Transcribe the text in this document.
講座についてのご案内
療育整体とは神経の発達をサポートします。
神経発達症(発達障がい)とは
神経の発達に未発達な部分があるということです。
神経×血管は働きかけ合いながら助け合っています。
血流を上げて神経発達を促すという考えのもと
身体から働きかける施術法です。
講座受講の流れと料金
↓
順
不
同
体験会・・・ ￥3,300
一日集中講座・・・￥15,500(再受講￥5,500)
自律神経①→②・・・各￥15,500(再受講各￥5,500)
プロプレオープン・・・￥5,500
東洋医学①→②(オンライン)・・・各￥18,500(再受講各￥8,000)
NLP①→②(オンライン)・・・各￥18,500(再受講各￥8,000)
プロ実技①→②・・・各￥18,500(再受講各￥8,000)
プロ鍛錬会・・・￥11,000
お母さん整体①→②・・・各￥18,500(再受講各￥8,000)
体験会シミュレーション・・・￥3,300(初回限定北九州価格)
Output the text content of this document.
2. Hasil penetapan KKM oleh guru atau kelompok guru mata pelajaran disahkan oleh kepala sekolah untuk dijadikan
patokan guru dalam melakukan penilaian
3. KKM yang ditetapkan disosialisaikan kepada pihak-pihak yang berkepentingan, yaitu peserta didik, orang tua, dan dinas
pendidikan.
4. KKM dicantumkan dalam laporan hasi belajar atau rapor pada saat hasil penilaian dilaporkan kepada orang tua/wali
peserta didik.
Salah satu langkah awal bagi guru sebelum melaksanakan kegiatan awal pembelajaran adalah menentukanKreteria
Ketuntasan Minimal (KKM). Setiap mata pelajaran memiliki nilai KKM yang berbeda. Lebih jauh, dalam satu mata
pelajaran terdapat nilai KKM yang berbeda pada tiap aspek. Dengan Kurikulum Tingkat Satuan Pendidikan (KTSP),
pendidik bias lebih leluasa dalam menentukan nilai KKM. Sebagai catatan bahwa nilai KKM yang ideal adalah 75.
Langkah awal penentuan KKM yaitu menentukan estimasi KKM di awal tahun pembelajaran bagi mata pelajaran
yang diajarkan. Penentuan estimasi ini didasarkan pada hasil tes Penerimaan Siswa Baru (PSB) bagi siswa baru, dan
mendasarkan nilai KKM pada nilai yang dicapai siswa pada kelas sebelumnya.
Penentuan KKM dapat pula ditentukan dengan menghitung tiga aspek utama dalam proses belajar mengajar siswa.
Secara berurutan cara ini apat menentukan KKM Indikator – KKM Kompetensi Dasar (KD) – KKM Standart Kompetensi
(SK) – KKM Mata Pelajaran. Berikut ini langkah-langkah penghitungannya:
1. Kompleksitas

####

## EXERCISE DESCRIPTION
Copy every line of the material, please, keeping it exactly the same.

## TASK RESULT
Transcribe the text in this document.
講座についてのご案内
療育整体とは神経の発達をサポートします。
神経発達症(発達障がい)とは
神経の発達に未発達な部分があるということです。
神経×血管は働きかけ合いながら助け合っています。
血流を上げて神経発達を促すという考えのもと
身体から働きかける施術法です。
講座受講の流れと料金
↓
順
不
同
体験会・・・ ￥3,300
一日集中講座・・・￥15,500(再受講￥5,500)
自律神経①→②・・・各￥15,500(再受講各￥5,500)
プロプレオープン・・・￥5,500
東洋医学①→②(オンライン)・・・各￥18,500(再受講各￥8,000)
NLP①→②(オンライン)・・・各￥18,500(再受講各￥8,000)
プロ実技①→②・・・各￥18,500(再受講各￥8,000)
プロ鍛錬会・・・￥11,000
お母さん整体①→②・・・各￥18,500(再受講各￥8,000)
体験会シミュレーション・・・￥3,300(初回限定北九州価格)
Output the text content of this document.
2. Hasil penetapan KKM oleh guru atau kelompok guru mata pelajaran disahkan oleh kepala sekolah untuk dijadikan
patokan guru dalam melakukan penilaian
3. KKM yang ditetapkan disosialisaikan kepada pihak-pihak yang berkepentingan, yaitu peserta didik, orang tua, dan dinas
pendidikan.
4. KKM dicantumkan dalam laporan hasi belajar atau rapor pada saat hasil penilaian dilaporkan kepada orang tua/wali
peserta didik.
Salah satu langkah awal bagi guru sebelum melaksanakan kegiatan awal pembelajaran adalah menentukanKreteria
Ketuntasan Minimal (KKM). Setiap mata pelajaran memiliki nilai KKM yang berbeda. Lebih jauh, dalam satu mata
pelajaran terdapat nilai KKM yang berbeda pada tiap aspek. Dengan Kurikulum Tingkat Satuan Pendidikan (KTSP),
pendidik bias lebih leluasa dalam menentukan nilai KKM. Sebagai catatan bahwa nilai KKM yang ideal adalah 75.
Langkah awal penentuan KKM yaitu menentukan estimasi KKM di awal tahun pembelajaran bagi mata pelajaran
yang diajarkan. Penentuan estimasi ini didasarkan pada hasil tes Penerimaan Siswa Baru (PSB) bagi siswa baru, dan
mendasarkan nilai KKM pada nilai yang dicapai siswa pada kelas sebelumnya.
Penentuan KKM dapat pula ditentukan dengan menghitung tiga aspek utama dalam proses belajar mengajar siswa.
Secara berurutan cara ini apat menentukan KKM Indikator – KKM Kompetensi Dasar (KD) – KKM Standart Kompetensi
(SK) – KKM Mata Pelajaran. Berikut ini langkah-langkah penghitungannya:
1. Kompleksitas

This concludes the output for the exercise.